• Written instruction
Images embedded in the records are excluded; print everything else exactly as given.

Data records
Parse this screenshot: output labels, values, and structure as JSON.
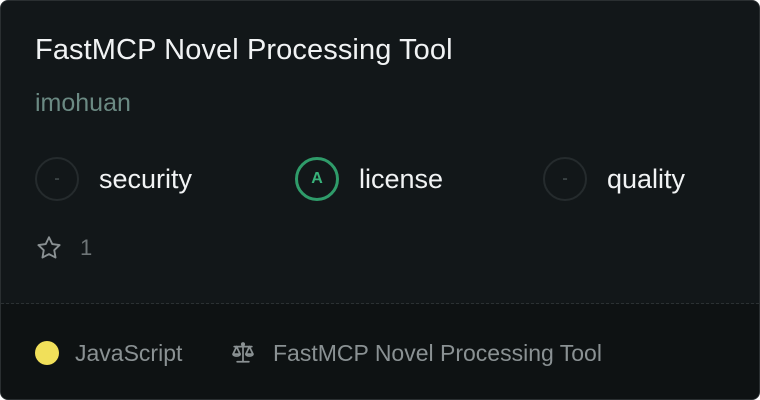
{
  "card": {
    "title": "FastMCP Novel Processing Tool",
    "author": "imohuan"
  },
  "scores": [
    {
      "grade": "-",
      "label": "security",
      "status": "none"
    },
    {
      "grade": "A",
      "label": "license",
      "status": "good"
    },
    {
      "grade": "-",
      "label": "quality",
      "status": "none"
    }
  ],
  "stars": {
    "icon": "star-icon",
    "count": "1"
  },
  "footer": {
    "language": "JavaScript",
    "language_color": "#f1e05a",
    "license_icon": "scale-icon",
    "license_name": "FastMCP Novel Processing Tool"
  },
  "colors": {
    "background": "#121719",
    "footer_background": "#0e1213",
    "grade_good": "#2f9c6a",
    "author": "#6b8a83"
  }
}
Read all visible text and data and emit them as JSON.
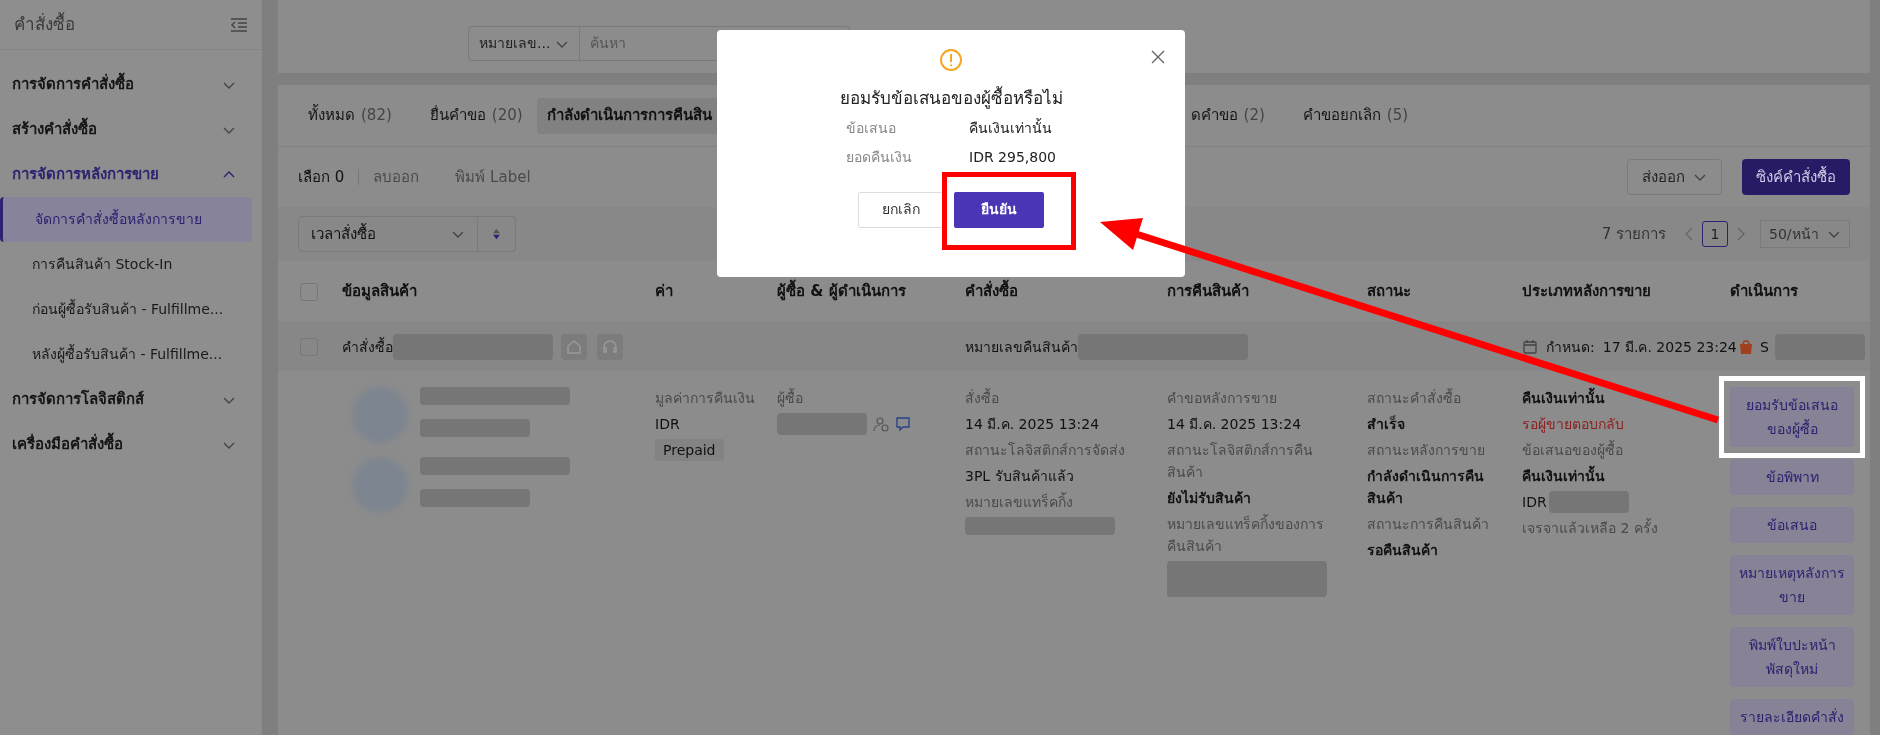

• Output of the task
Parse this screenshot: output labels, values, and structure as JSON.
{
  "card": {
    "title": "FastMCP Novel Processing Tool",
    "author": "imohuan"
  },
  "scores": [
    {
      "grade": "-",
      "label": "security",
      "status": "none"
    },
    {
      "grade": "A",
      "label": "license",
      "status": "good"
    },
    {
      "grade": "-",
      "label": "quality",
      "status": "none"
    }
  ],
  "stars": {
    "icon": "star-icon",
    "count": "1"
  },
  "footer": {
    "language": "JavaScript",
    "language_color": "#f1e05a",
    "license_icon": "scale-icon",
    "license_name": "FastMCP Novel Processing Tool"
  },
  "colors": {
    "background": "#121719",
    "footer_background": "#0e1213",
    "grade_good": "#2f9c6a",
    "author": "#6b8a83"
  }
}
Read all visible text and data and emit them as JSON.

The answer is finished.